• _WRITTEN INSTRUCTION_:
Print the listing below in its entirety, character for character.

• _DATA LISTING_:
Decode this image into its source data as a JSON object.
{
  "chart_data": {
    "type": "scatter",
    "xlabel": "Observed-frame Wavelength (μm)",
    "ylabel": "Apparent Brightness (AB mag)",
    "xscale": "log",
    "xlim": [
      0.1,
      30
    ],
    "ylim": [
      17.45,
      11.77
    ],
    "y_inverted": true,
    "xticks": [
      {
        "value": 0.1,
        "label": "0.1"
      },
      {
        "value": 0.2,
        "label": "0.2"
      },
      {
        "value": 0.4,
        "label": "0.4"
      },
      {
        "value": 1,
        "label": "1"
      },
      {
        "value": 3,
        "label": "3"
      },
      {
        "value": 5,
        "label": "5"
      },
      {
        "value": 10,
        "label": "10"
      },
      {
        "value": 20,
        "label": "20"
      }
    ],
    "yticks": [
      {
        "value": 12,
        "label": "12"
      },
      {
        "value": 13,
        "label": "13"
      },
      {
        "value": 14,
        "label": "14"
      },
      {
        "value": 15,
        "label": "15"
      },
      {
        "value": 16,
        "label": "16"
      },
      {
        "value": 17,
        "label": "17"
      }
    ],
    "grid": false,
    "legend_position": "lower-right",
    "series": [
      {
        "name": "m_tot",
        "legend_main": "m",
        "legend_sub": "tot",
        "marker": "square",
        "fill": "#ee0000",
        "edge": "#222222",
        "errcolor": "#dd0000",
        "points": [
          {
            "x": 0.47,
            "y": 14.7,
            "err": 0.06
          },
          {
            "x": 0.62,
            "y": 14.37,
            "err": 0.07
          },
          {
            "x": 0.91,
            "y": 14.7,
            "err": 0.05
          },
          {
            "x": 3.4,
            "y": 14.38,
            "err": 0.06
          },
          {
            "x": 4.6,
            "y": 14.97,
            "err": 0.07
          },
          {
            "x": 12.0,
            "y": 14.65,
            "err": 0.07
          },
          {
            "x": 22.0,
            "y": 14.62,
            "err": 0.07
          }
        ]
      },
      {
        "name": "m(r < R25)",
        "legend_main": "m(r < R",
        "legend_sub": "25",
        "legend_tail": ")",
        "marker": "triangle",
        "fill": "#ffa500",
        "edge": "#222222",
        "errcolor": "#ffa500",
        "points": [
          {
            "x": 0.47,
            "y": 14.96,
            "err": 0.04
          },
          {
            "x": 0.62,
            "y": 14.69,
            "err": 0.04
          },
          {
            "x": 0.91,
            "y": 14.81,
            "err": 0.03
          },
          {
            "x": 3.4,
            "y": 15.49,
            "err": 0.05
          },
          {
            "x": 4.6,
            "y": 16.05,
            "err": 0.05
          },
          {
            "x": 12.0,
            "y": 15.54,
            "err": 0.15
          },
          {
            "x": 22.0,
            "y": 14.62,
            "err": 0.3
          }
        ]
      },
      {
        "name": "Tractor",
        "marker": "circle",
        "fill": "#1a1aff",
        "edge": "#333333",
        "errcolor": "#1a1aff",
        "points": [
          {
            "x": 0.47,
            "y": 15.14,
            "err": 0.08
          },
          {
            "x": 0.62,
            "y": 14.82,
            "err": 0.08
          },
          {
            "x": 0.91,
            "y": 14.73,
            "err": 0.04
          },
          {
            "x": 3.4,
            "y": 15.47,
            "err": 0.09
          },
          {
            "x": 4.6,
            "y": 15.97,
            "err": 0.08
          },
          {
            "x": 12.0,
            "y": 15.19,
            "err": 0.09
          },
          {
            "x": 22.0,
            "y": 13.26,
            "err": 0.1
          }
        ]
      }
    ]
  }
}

• _OUTPUT BELOW_:
Decode this image into its source data as a JSON object.
{
  "chart_data": {
    "type": "scatter",
    "xlabel": "Observed-frame Wavelength (μm)",
    "ylabel": "Apparent Brightness (AB mag)",
    "xscale": "log",
    "xlim": [
      0.1,
      30
    ],
    "ylim": [
      17.45,
      11.77
    ],
    "y_inverted": true,
    "xticks": [
      {
        "value": 0.1,
        "label": "0.1"
      },
      {
        "value": 0.2,
        "label": "0.2"
      },
      {
        "value": 0.4,
        "label": "0.4"
      },
      {
        "value": 1,
        "label": "1"
      },
      {
        "value": 3,
        "label": "3"
      },
      {
        "value": 5,
        "label": "5"
      },
      {
        "value": 10,
        "label": "10"
      },
      {
        "value": 20,
        "label": "20"
      }
    ],
    "yticks": [
      {
        "value": 12,
        "label": "12"
      },
      {
        "value": 13,
        "label": "13"
      },
      {
        "value": 14,
        "label": "14"
      },
      {
        "value": 15,
        "label": "15"
      },
      {
        "value": 16,
        "label": "16"
      },
      {
        "value": 17,
        "label": "17"
      }
    ],
    "grid": false,
    "legend_position": "lower-right",
    "series": [
      {
        "name": "m_tot",
        "legend_main": "m",
        "legend_sub": "tot",
        "marker": "square",
        "fill": "#ee0000",
        "edge": "#222222",
        "errcolor": "#dd0000",
        "points": [
          {
            "x": 0.47,
            "y": 14.7,
            "err": 0.06
          },
          {
            "x": 0.62,
            "y": 14.37,
            "err": 0.07
          },
          {
            "x": 0.91,
            "y": 14.7,
            "err": 0.05
          },
          {
            "x": 3.4,
            "y": 14.38,
            "err": 0.06
          },
          {
            "x": 4.6,
            "y": 14.97,
            "err": 0.07
          },
          {
            "x": 12.0,
            "y": 14.65,
            "err": 0.07
          },
          {
            "x": 22.0,
            "y": 14.62,
            "err": 0.07
          }
        ]
      },
      {
        "name": "m(r < R25)",
        "legend_main": "m(r < R",
        "legend_sub": "25",
        "legend_tail": ")",
        "marker": "triangle",
        "fill": "#ffa500",
        "edge": "#222222",
        "errcolor": "#ffa500",
        "points": [
          {
            "x": 0.47,
            "y": 14.96,
            "err": 0.04
          },
          {
            "x": 0.62,
            "y": 14.69,
            "err": 0.04
          },
          {
            "x": 0.91,
            "y": 14.81,
            "err": 0.03
          },
          {
            "x": 3.4,
            "y": 15.49,
            "err": 0.05
          },
          {
            "x": 4.6,
            "y": 16.05,
            "err": 0.05
          },
          {
            "x": 12.0,
            "y": 15.54,
            "err": 0.15
          },
          {
            "x": 22.0,
            "y": 14.62,
            "err": 0.3
          }
        ]
      },
      {
        "name": "Tractor",
        "marker": "circle",
        "fill": "#1a1aff",
        "edge": "#333333",
        "errcolor": "#1a1aff",
        "points": [
          {
            "x": 0.47,
            "y": 15.14,
            "err": 0.08
          },
          {
            "x": 0.62,
            "y": 14.82,
            "err": 0.08
          },
          {
            "x": 0.91,
            "y": 14.73,
            "err": 0.04
          },
          {
            "x": 3.4,
            "y": 15.47,
            "err": 0.09
          },
          {
            "x": 4.6,
            "y": 15.97,
            "err": 0.08
          },
          {
            "x": 12.0,
            "y": 15.19,
            "err": 0.09
          },
          {
            "x": 22.0,
            "y": 13.26,
            "err": 0.1
          }
        ]
      }
    ]
  }
}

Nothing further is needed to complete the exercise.